• Recorded data:
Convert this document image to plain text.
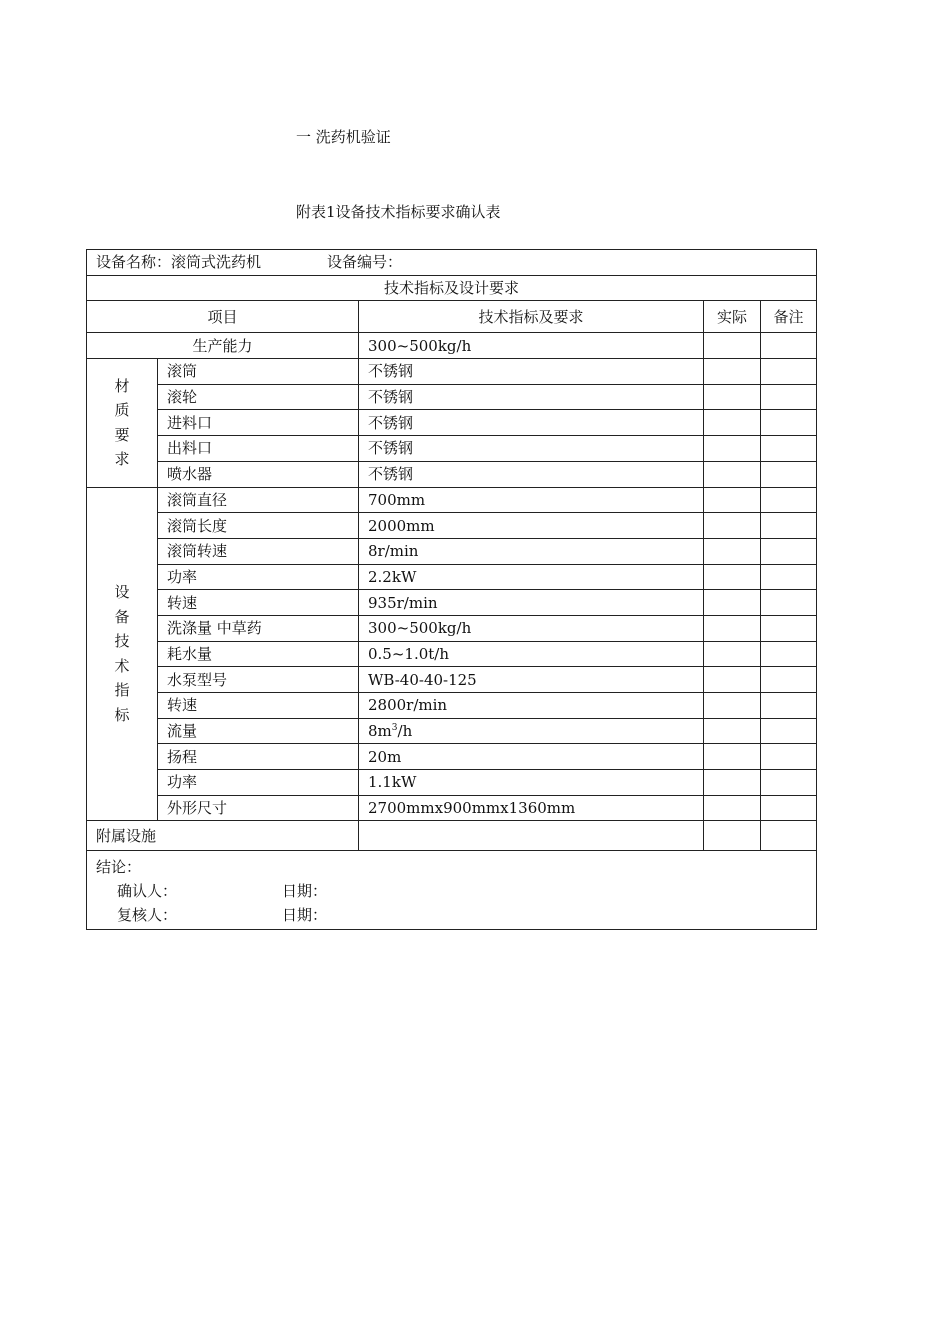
一 洗药机验证
附表1设备技术指标要求确认表
设备名称：滚筒式洗药机 设备编号：				
技术指标及设计要求				
项目		技术指标及要求	实际	备注
生产能力		300~500kg/h		
材质要求	滚筒	不锈钢		
	滚轮	不锈钢		
	进料口	不锈钢		
	出料口	不锈钢		
	喷水器	不锈钢		
设备技术指标	滚筒直径	700mm		
	滚筒长度	2000mm		
	滚筒转速	8r/min		
	功率	2.2kW		
	转速	935r/min		
	洗涤量 中草药	300~500kg/h		
	耗水量	0.5~1.0t/h		
	水泵型号	WB-40-40-125		
	转速	2800r/min		
	流量	$8m^3/h$		
	扬程	20m		
	功率	1.1kW		
	外形尺寸	2700mmx900mmx1360mm		
附属设施				

结论：
确认人： 日期：
复核人： 日期：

• Short problem: Copy the data word for word. Pictures do not go in the copy.

• Complete answer:
Convert this document image to plain text.
一 洗药机验证
附表1设备技术指标要求确认表
设备名称：滚筒式洗药机 设备编号：				
技术指标及设计要求				
项目		技术指标及要求	实际	备注
生产能力		300~500kg/h		
材质要求	滚筒	不锈钢		
	滚轮	不锈钢		
	进料口	不锈钢		
	出料口	不锈钢		
	喷水器	不锈钢		
设备技术指标	滚筒直径	700mm		
	滚筒长度	2000mm		
	滚筒转速	8r/min		
	功率	2.2kW		
	转速	935r/min		
	洗涤量 中草药	300~500kg/h		
	耗水量	0.5~1.0t/h		
	水泵型号	WB-40-40-125		
	转速	2800r/min		
	流量	$8m^3/h$		
	扬程	20m		
	功率	1.1kW		
	外形尺寸	2700mmx900mmx1360mm		
附属设施				

结论：
确认人： 日期：
复核人： 日期：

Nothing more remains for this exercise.